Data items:
********************

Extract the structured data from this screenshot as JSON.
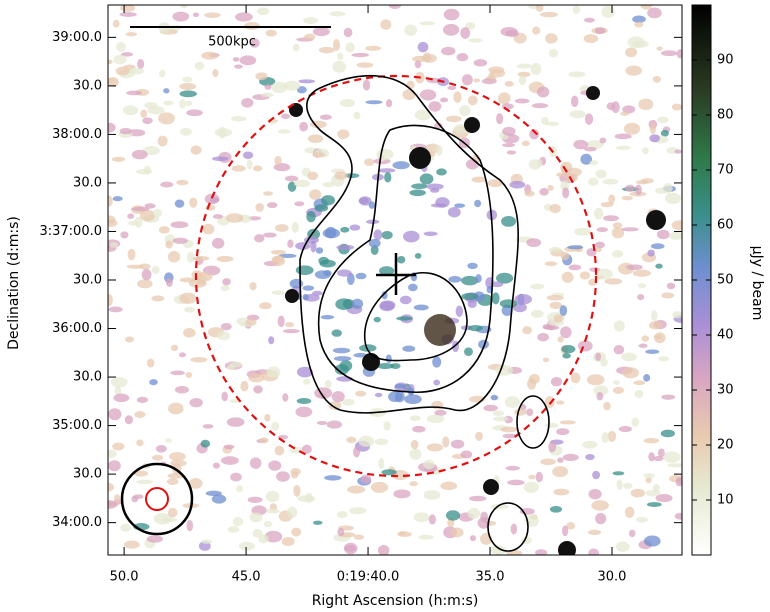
{
  "chart_data": {
    "type": "image",
    "xlabel": "Right Ascension (h:m:s)",
    "ylabel": "Declination (d:m:s)",
    "xlim": [
      50.66,
      27.13
    ],
    "xticks": [
      {
        "value": 50,
        "label": "50.0"
      },
      {
        "value": 45,
        "label": "45.0"
      },
      {
        "value": 40,
        "label": "0:19:40.0"
      },
      {
        "value": 35,
        "label": "35.0"
      },
      {
        "value": 30,
        "label": "30.0"
      }
    ],
    "ylim": [
      -20,
      320
    ],
    "yticks": [
      {
        "value": 300,
        "label": "39:00.0"
      },
      {
        "value": 270,
        "label": "30.0"
      },
      {
        "value": 240,
        "label": "38:00.0"
      },
      {
        "value": 210,
        "label": "30.0"
      },
      {
        "value": 180,
        "label": "3:37:00.0"
      },
      {
        "value": 150,
        "label": "30.0"
      },
      {
        "value": 120,
        "label": "36:00.0"
      },
      {
        "value": 90,
        "label": "30.0"
      },
      {
        "value": 60,
        "label": "35:00.0"
      },
      {
        "value": 30,
        "label": "30.0"
      },
      {
        "value": 0,
        "label": "34:00.0"
      }
    ],
    "colorbar_label": "μJy / beam",
    "clim": [
      0,
      100
    ],
    "cticks": [
      10,
      20,
      30,
      40,
      50,
      60,
      70,
      80,
      90
    ],
    "scalebar_label": "500kpc"
  }
}
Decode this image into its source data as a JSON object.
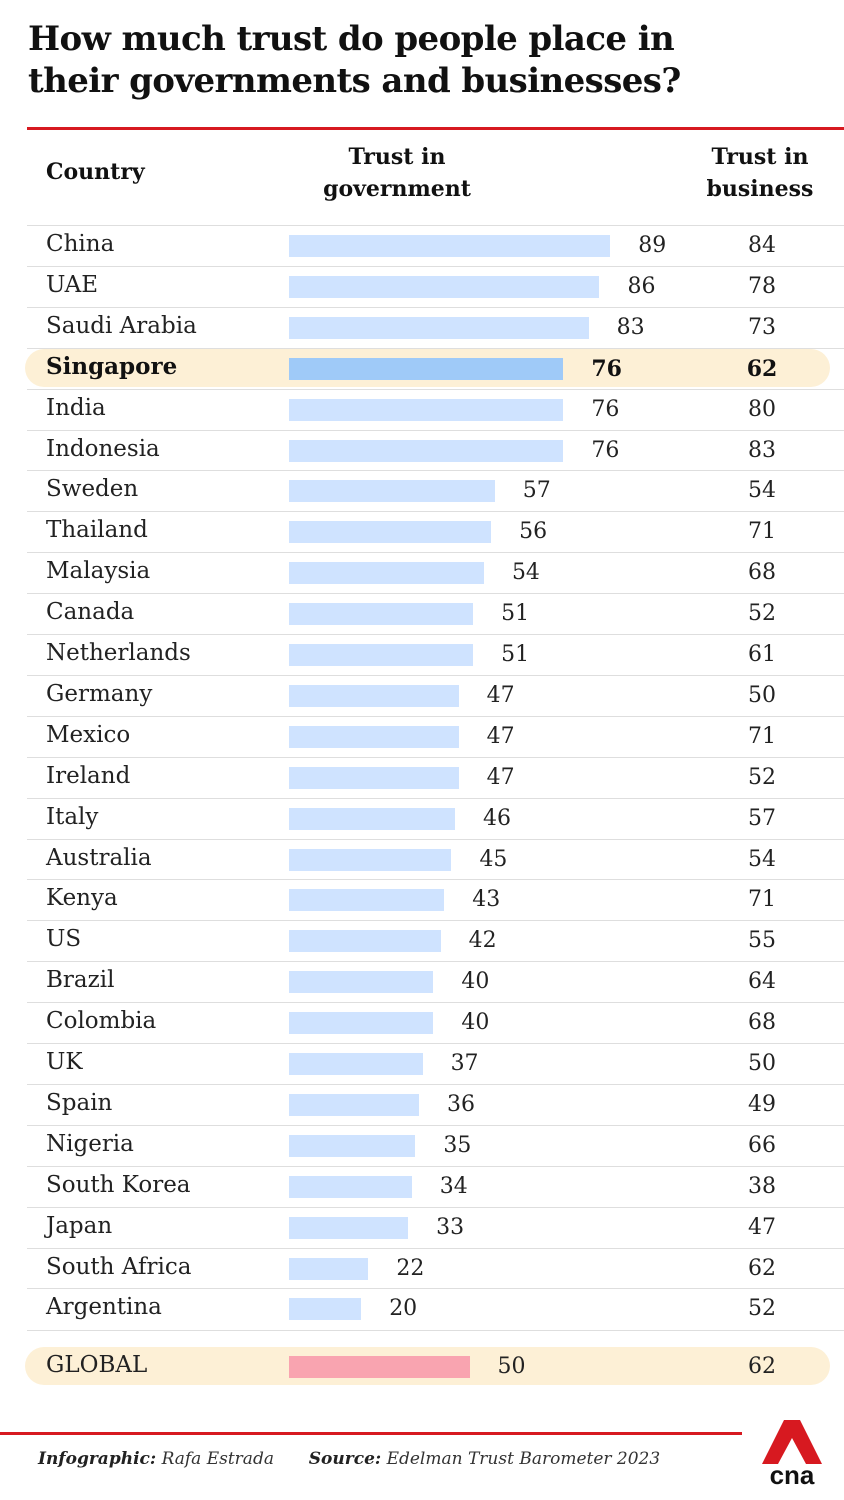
{
  "title_lines": [
    "How much trust do people place in",
    "their governments and businesses?"
  ],
  "columns": {
    "country": "Country",
    "gov_line1": "Trust in",
    "gov_line2": "government",
    "bus_line1": "Trust in",
    "bus_line2": "business"
  },
  "colors": {
    "accent_red": "#d71920",
    "bar": "#cfe3ff",
    "bar_featured": "#9fcaf8",
    "bar_global": "#f9a4b0",
    "row_highlight": "#fdf0d6"
  },
  "chart_data": {
    "type": "bar",
    "orientation": "horizontal",
    "title": "How much trust do people place in their governments and businesses?",
    "xlim": [
      0,
      100
    ],
    "categories": [
      "China",
      "UAE",
      "Saudi Arabia",
      "Singapore",
      "India",
      "Indonesia",
      "Sweden",
      "Thailand",
      "Malaysia",
      "Canada",
      "Netherlands",
      "Germany",
      "Mexico",
      "Ireland",
      "Italy",
      "Australia",
      "Kenya",
      "US",
      "Brazil",
      "Colombia",
      "UK",
      "Spain",
      "Nigeria",
      "South Korea",
      "Japan",
      "South Africa",
      "Argentina"
    ],
    "series": [
      {
        "name": "Trust in government",
        "values": [
          89,
          86,
          83,
          76,
          76,
          76,
          57,
          56,
          54,
          51,
          51,
          47,
          47,
          47,
          46,
          45,
          43,
          42,
          40,
          40,
          37,
          36,
          35,
          34,
          33,
          22,
          20
        ]
      },
      {
        "name": "Trust in business",
        "values": [
          84,
          78,
          73,
          62,
          80,
          83,
          54,
          71,
          68,
          52,
          61,
          50,
          71,
          52,
          57,
          54,
          71,
          55,
          64,
          68,
          50,
          49,
          66,
          38,
          47,
          62,
          52
        ]
      }
    ],
    "highlighted": "Singapore",
    "global": {
      "label": "GLOBAL",
      "government": 50,
      "business": 62
    }
  },
  "footer": {
    "infographic_label": "Infographic:",
    "infographic_name": "Rafa Estrada",
    "source_label": "Source:",
    "source_name": "Edelman Trust Barometer 2023"
  },
  "logo": {
    "text": "cna",
    "icon": "cna-logo-icon"
  }
}
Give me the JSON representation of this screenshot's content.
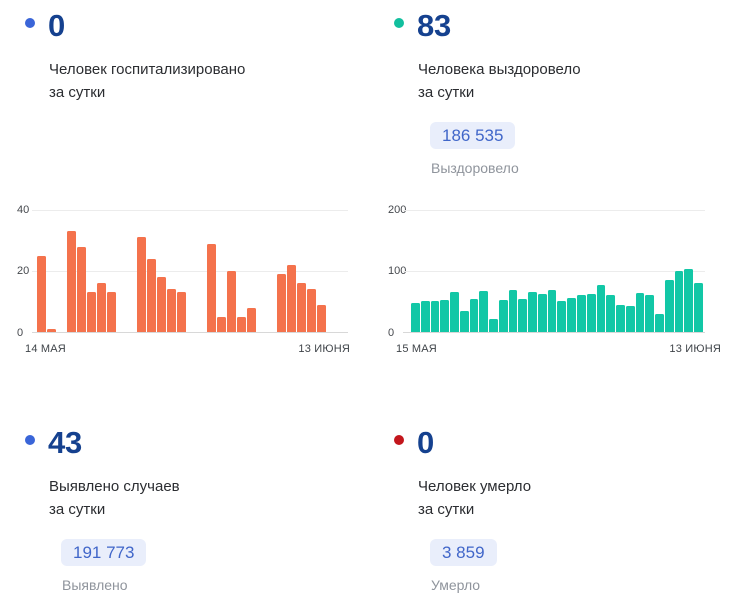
{
  "colors": {
    "number_text": "#15418f",
    "body_text": "#2b2d31",
    "muted_text": "#8f949c",
    "chip_background": "#e9eefb",
    "chip_text": "#4066c9",
    "hospitalized_accent": "#f4724c",
    "recovered_accent": "#12c7a6",
    "detected_accent": "#3a65d8",
    "died_accent": "#c3161c"
  },
  "cards": {
    "hospitalized": {
      "dot_color": "#3a65d8",
      "value": "0",
      "line1": "Человек госпитализировано",
      "line2": "за сутки"
    },
    "recovered": {
      "dot_color": "#12bf9e",
      "value": "83",
      "line1": "Человека выздоровело",
      "line2": "за сутки",
      "total": "186 535",
      "total_label": "Выздоровело"
    },
    "detected": {
      "dot_color": "#3a65d8",
      "value": "43",
      "line1": "Выявлено случаев",
      "line2": "за сутки",
      "total": "191 773",
      "total_label": "Выявлено"
    },
    "died": {
      "dot_color": "#c3161c",
      "value": "0",
      "line1": "Человек умерло",
      "line2": "за сутки",
      "total": "3 859",
      "total_label": "Умерло"
    }
  },
  "chart_data": [
    {
      "type": "bar",
      "name": "hospitalized_per_day",
      "color": "#f4724c",
      "x_start_label": "14 МАЯ",
      "x_end_label": "13 ИЮНЯ",
      "ylim": [
        0,
        40
      ],
      "yticks": [
        0,
        20,
        40
      ],
      "grid": true,
      "legend": "none",
      "values": [
        25,
        1,
        0,
        33,
        28,
        13,
        16,
        13,
        0,
        0,
        31,
        24,
        18,
        14,
        13,
        0,
        0,
        29,
        5,
        20,
        5,
        8,
        0,
        0,
        19,
        22,
        16,
        14,
        9,
        0,
        0
      ]
    },
    {
      "type": "bar",
      "name": "recovered_per_day",
      "color": "#12c7a6",
      "x_start_label": "15 МАЯ",
      "x_end_label": "13 ИЮНЯ",
      "ylim": [
        0,
        200
      ],
      "yticks": [
        0,
        100,
        200
      ],
      "grid": true,
      "legend": "none",
      "values": [
        48,
        50,
        50,
        52,
        65,
        34,
        54,
        67,
        21,
        52,
        69,
        54,
        66,
        63,
        69,
        50,
        55,
        60,
        62,
        77,
        60,
        45,
        43,
        64,
        60,
        29,
        85,
        100,
        103,
        81
      ]
    }
  ]
}
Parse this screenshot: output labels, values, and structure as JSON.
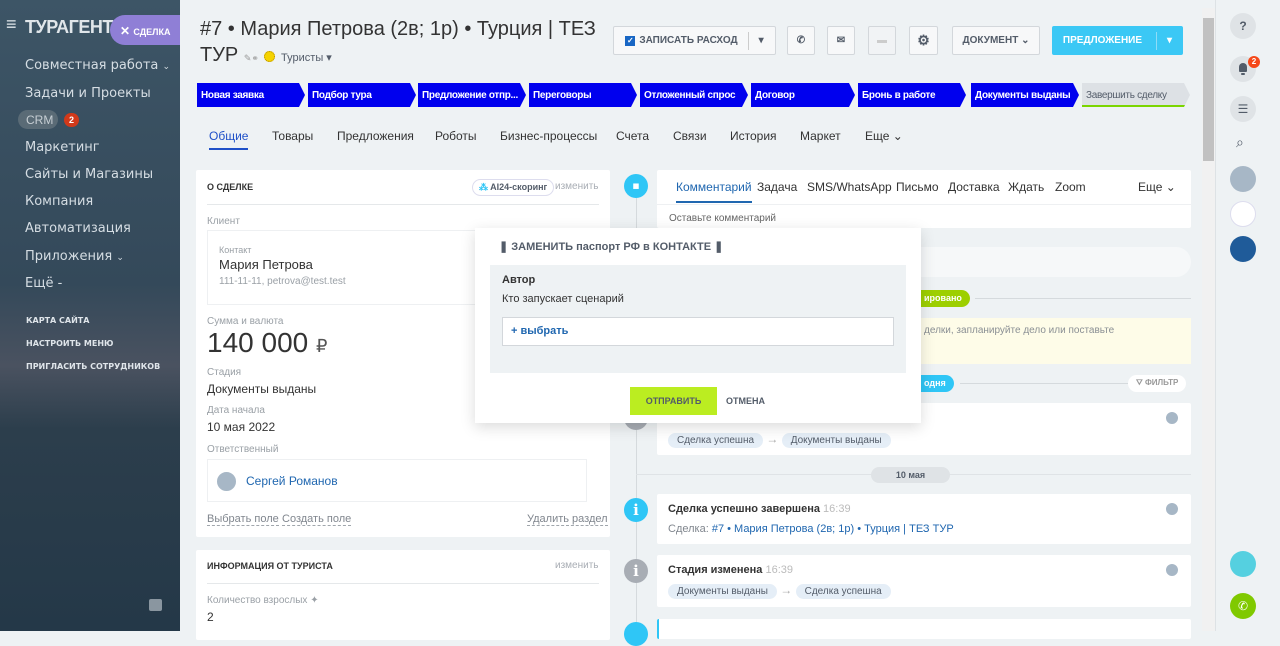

********************

# [Given task]
Extract the full listing exactly, with the pictures left out.

# [The result]
Extract the structured data from this screenshot as JSON.
{
  "chart_data": {
    "type": "image",
    "xlabel": "Right Ascension (h:m:s)",
    "ylabel": "Declination (d:m:s)",
    "xlim": [
      50.66,
      27.13
    ],
    "xticks": [
      {
        "value": 50,
        "label": "50.0"
      },
      {
        "value": 45,
        "label": "45.0"
      },
      {
        "value": 40,
        "label": "0:19:40.0"
      },
      {
        "value": 35,
        "label": "35.0"
      },
      {
        "value": 30,
        "label": "30.0"
      }
    ],
    "ylim": [
      -20,
      320
    ],
    "yticks": [
      {
        "value": 300,
        "label": "39:00.0"
      },
      {
        "value": 270,
        "label": "30.0"
      },
      {
        "value": 240,
        "label": "38:00.0"
      },
      {
        "value": 210,
        "label": "30.0"
      },
      {
        "value": 180,
        "label": "3:37:00.0"
      },
      {
        "value": 150,
        "label": "30.0"
      },
      {
        "value": 120,
        "label": "36:00.0"
      },
      {
        "value": 90,
        "label": "30.0"
      },
      {
        "value": 60,
        "label": "35:00.0"
      },
      {
        "value": 30,
        "label": "30.0"
      },
      {
        "value": 0,
        "label": "34:00.0"
      }
    ],
    "colorbar_label": "μJy / beam",
    "clim": [
      0,
      100
    ],
    "cticks": [
      10,
      20,
      30,
      40,
      50,
      60,
      70,
      80,
      90
    ],
    "scalebar_label": "500kpc"
  }
}
Decode this image into its source data as a JSON object.
{
  "title_lines": [
    "How much trust do people place in",
    "their governments and businesses?"
  ],
  "columns": {
    "country": "Country",
    "gov_line1": "Trust in",
    "gov_line2": "government",
    "bus_line1": "Trust in",
    "bus_line2": "business"
  },
  "colors": {
    "accent_red": "#d71920",
    "bar": "#cfe3ff",
    "bar_featured": "#9fcaf8",
    "bar_global": "#f9a4b0",
    "row_highlight": "#fdf0d6"
  },
  "chart_data": {
    "type": "bar",
    "orientation": "horizontal",
    "title": "How much trust do people place in their governments and businesses?",
    "xlim": [
      0,
      100
    ],
    "categories": [
      "China",
      "UAE",
      "Saudi Arabia",
      "Singapore",
      "India",
      "Indonesia",
      "Sweden",
      "Thailand",
      "Malaysia",
      "Canada",
      "Netherlands",
      "Germany",
      "Mexico",
      "Ireland",
      "Italy",
      "Australia",
      "Kenya",
      "US",
      "Brazil",
      "Colombia",
      "UK",
      "Spain",
      "Nigeria",
      "South Korea",
      "Japan",
      "South Africa",
      "Argentina"
    ],
    "series": [
      {
        "name": "Trust in government",
        "values": [
          89,
          86,
          83,
          76,
          76,
          76,
          57,
          56,
          54,
          51,
          51,
          47,
          47,
          47,
          46,
          45,
          43,
          42,
          40,
          40,
          37,
          36,
          35,
          34,
          33,
          22,
          20
        ]
      },
      {
        "name": "Trust in business",
        "values": [
          84,
          78,
          73,
          62,
          80,
          83,
          54,
          71,
          68,
          52,
          61,
          50,
          71,
          52,
          57,
          54,
          71,
          55,
          64,
          68,
          50,
          49,
          66,
          38,
          47,
          62,
          52
        ]
      }
    ],
    "highlighted": "Singapore",
    "global": {
      "label": "GLOBAL",
      "government": 50,
      "business": 62
    }
  },
  "footer": {
    "infographic_label": "Infographic:",
    "infographic_name": "Rafa Estrada",
    "source_label": "Source:",
    "source_name": "Edelman Trust Barometer 2023"
  },
  "logo": {
    "text": "cna",
    "icon": "cna-logo-icon"
  }
}
Give me the JSON representation of this screenshot's content.
{
  "colors": {
    "number_text": "#15418f",
    "body_text": "#2b2d31",
    "muted_text": "#8f949c",
    "chip_background": "#e9eefb",
    "chip_text": "#4066c9",
    "hospitalized_accent": "#f4724c",
    "recovered_accent": "#12c7a6",
    "detected_accent": "#3a65d8",
    "died_accent": "#c3161c"
  },
  "cards": {
    "hospitalized": {
      "dot_color": "#3a65d8",
      "value": "0",
      "line1": "Человек госпитализировано",
      "line2": "за сутки"
    },
    "recovered": {
      "dot_color": "#12bf9e",
      "value": "83",
      "line1": "Человека выздоровело",
      "line2": "за сутки",
      "total": "186 535",
      "total_label": "Выздоровело"
    },
    "detected": {
      "dot_color": "#3a65d8",
      "value": "43",
      "line1": "Выявлено случаев",
      "line2": "за сутки",
      "total": "191 773",
      "total_label": "Выявлено"
    },
    "died": {
      "dot_color": "#c3161c",
      "value": "0",
      "line1": "Человек умерло",
      "line2": "за сутки",
      "total": "3 859",
      "total_label": "Умерло"
    }
  },
  "chart_data": [
    {
      "type": "bar",
      "name": "hospitalized_per_day",
      "color": "#f4724c",
      "x_start_label": "14 МАЯ",
      "x_end_label": "13 ИЮНЯ",
      "ylim": [
        0,
        40
      ],
      "yticks": [
        0,
        20,
        40
      ],
      "grid": true,
      "legend": "none",
      "values": [
        25,
        1,
        0,
        33,
        28,
        13,
        16,
        13,
        0,
        0,
        31,
        24,
        18,
        14,
        13,
        0,
        0,
        29,
        5,
        20,
        5,
        8,
        0,
        0,
        19,
        22,
        16,
        14,
        9,
        0,
        0
      ]
    },
    {
      "type": "bar",
      "name": "recovered_per_day",
      "color": "#12c7a6",
      "x_start_label": "15 МАЯ",
      "x_end_label": "13 ИЮНЯ",
      "ylim": [
        0,
        200
      ],
      "yticks": [
        0,
        100,
        200
      ],
      "grid": true,
      "legend": "none",
      "values": [
        48,
        50,
        50,
        52,
        65,
        34,
        54,
        67,
        21,
        52,
        69,
        54,
        66,
        63,
        69,
        50,
        55,
        60,
        62,
        77,
        60,
        45,
        43,
        64,
        60,
        29,
        85,
        100,
        103,
        81
      ]
    }
  ]
}
Parse this screenshot: output labels, values, and structure as JSON.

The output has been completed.